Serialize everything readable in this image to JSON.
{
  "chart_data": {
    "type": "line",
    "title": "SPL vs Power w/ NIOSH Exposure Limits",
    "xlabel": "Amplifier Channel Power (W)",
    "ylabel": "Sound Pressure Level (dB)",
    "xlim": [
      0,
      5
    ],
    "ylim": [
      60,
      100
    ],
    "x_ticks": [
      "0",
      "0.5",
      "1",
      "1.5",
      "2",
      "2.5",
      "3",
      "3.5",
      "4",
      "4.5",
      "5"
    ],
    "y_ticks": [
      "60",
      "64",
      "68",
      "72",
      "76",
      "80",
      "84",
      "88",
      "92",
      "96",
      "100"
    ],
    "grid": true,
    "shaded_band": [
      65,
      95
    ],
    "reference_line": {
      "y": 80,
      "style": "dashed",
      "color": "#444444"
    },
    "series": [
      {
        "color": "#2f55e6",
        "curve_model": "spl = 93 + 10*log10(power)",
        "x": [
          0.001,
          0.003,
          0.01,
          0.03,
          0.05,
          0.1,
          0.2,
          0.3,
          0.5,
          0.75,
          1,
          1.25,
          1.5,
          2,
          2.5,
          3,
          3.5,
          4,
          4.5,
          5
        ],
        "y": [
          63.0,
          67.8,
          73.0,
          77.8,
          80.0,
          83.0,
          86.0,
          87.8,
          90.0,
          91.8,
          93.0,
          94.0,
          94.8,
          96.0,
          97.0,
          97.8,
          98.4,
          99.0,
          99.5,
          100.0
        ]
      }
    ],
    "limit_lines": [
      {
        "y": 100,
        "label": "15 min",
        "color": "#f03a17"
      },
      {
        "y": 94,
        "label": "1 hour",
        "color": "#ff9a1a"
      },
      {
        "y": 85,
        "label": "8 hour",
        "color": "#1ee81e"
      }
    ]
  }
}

What you have to do
Reproduce the material in full, with no word added or dropped.

Task output
Serialize everything readable in this image to JSON.
{
  "chart_data": {
    "type": "line",
    "title": "SPL vs Power w/ NIOSH Exposure Limits",
    "xlabel": "Amplifier Channel Power (W)",
    "ylabel": "Sound Pressure Level (dB)",
    "xlim": [
      0,
      5
    ],
    "ylim": [
      60,
      100
    ],
    "x_ticks": [
      "0",
      "0.5",
      "1",
      "1.5",
      "2",
      "2.5",
      "3",
      "3.5",
      "4",
      "4.5",
      "5"
    ],
    "y_ticks": [
      "60",
      "64",
      "68",
      "72",
      "76",
      "80",
      "84",
      "88",
      "92",
      "96",
      "100"
    ],
    "grid": true,
    "shaded_band": [
      65,
      95
    ],
    "reference_line": {
      "y": 80,
      "style": "dashed",
      "color": "#444444"
    },
    "series": [
      {
        "color": "#2f55e6",
        "curve_model": "spl = 93 + 10*log10(power)",
        "x": [
          0.001,
          0.003,
          0.01,
          0.03,
          0.05,
          0.1,
          0.2,
          0.3,
          0.5,
          0.75,
          1,
          1.25,
          1.5,
          2,
          2.5,
          3,
          3.5,
          4,
          4.5,
          5
        ],
        "y": [
          63.0,
          67.8,
          73.0,
          77.8,
          80.0,
          83.0,
          86.0,
          87.8,
          90.0,
          91.8,
          93.0,
          94.0,
          94.8,
          96.0,
          97.0,
          97.8,
          98.4,
          99.0,
          99.5,
          100.0
        ]
      }
    ],
    "limit_lines": [
      {
        "y": 100,
        "label": "15 min",
        "color": "#f03a17"
      },
      {
        "y": 94,
        "label": "1 hour",
        "color": "#ff9a1a"
      },
      {
        "y": 85,
        "label": "8 hour",
        "color": "#1ee81e"
      }
    ]
  }
}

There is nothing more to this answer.